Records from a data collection

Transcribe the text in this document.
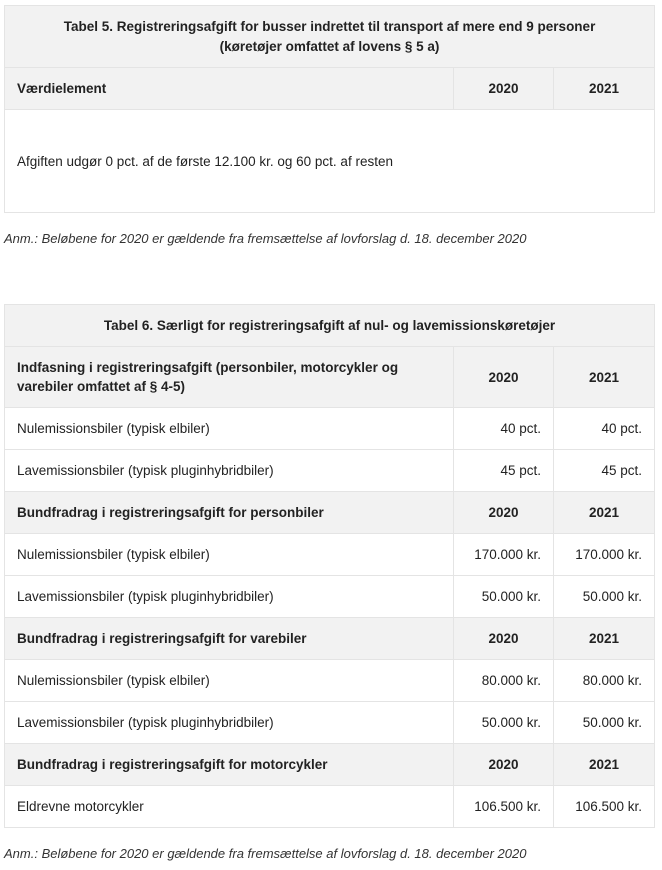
Tabel 5. Registreringsafgift for busser indrettet til transport af mere end 9 personer
(køretøjer omfattet af lovens § 5 a)
Værdielement	2020	2021
Afgiften udgør 0 pct. af de første 12.100 kr. og 60 pct. af resten
Anm.: Beløbene for 2020 er gældende fra fremsættelse af lovforslag d. 18. december 2020
Tabel 6. Særligt for registreringsafgift af nul- og lavemissionskøretøjer		
Indfasning i registreringsafgift (personbiler, motorcykler og varebiler omfattet af § 4-5)	2020	2021
Nulemissionsbiler (typisk elbiler)	40 pct.	40 pct.
Lavemissionsbiler (typisk pluginhybridbiler)	45 pct.	45 pct.
Bundfradrag i registreringsafgift for personbiler	2020	2021
Nulemissionsbiler (typisk elbiler)	170.000 kr.	170.000 kr.
Lavemissionsbiler (typisk pluginhybridbiler)	50.000 kr.	50.000 kr.
Bundfradrag i registreringsafgift for varebiler	2020	2021
Nulemissionsbiler (typisk elbiler)	80.000 kr.	80.000 kr.
Lavemissionsbiler (typisk pluginhybridbiler)	50.000 kr.	50.000 kr.
Bundfradrag i registreringsafgift for motorcykler	2020	2021
Eldrevne motorcykler	106.500 kr.	106.500 kr.
Anm.: Beløbene for 2020 er gældende fra fremsættelse af lovforslag d. 18. december 2020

## Exercise description:
Repeat each entry above word for word, leaving every picture out.

## Output of the task:
Transcribe the text in this document.
Tabel 5. Registreringsafgift for busser indrettet til transport af mere end 9 personer
(køretøjer omfattet af lovens § 5 a)
Værdielement	2020	2021
Afgiften udgør 0 pct. af de første 12.100 kr. og 60 pct. af resten
Anm.: Beløbene for 2020 er gældende fra fremsættelse af lovforslag d. 18. december 2020
Tabel 6. Særligt for registreringsafgift af nul- og lavemissionskøretøjer		
Indfasning i registreringsafgift (personbiler, motorcykler og varebiler omfattet af § 4-5)	2020	2021
Nulemissionsbiler (typisk elbiler)	40 pct.	40 pct.
Lavemissionsbiler (typisk pluginhybridbiler)	45 pct.	45 pct.
Bundfradrag i registreringsafgift for personbiler	2020	2021
Nulemissionsbiler (typisk elbiler)	170.000 kr.	170.000 kr.
Lavemissionsbiler (typisk pluginhybridbiler)	50.000 kr.	50.000 kr.
Bundfradrag i registreringsafgift for varebiler	2020	2021
Nulemissionsbiler (typisk elbiler)	80.000 kr.	80.000 kr.
Lavemissionsbiler (typisk pluginhybridbiler)	50.000 kr.	50.000 kr.
Bundfradrag i registreringsafgift for motorcykler	2020	2021
Eldrevne motorcykler	106.500 kr.	106.500 kr.
Anm.: Beløbene for 2020 er gældende fra fremsættelse af lovforslag d. 18. december 2020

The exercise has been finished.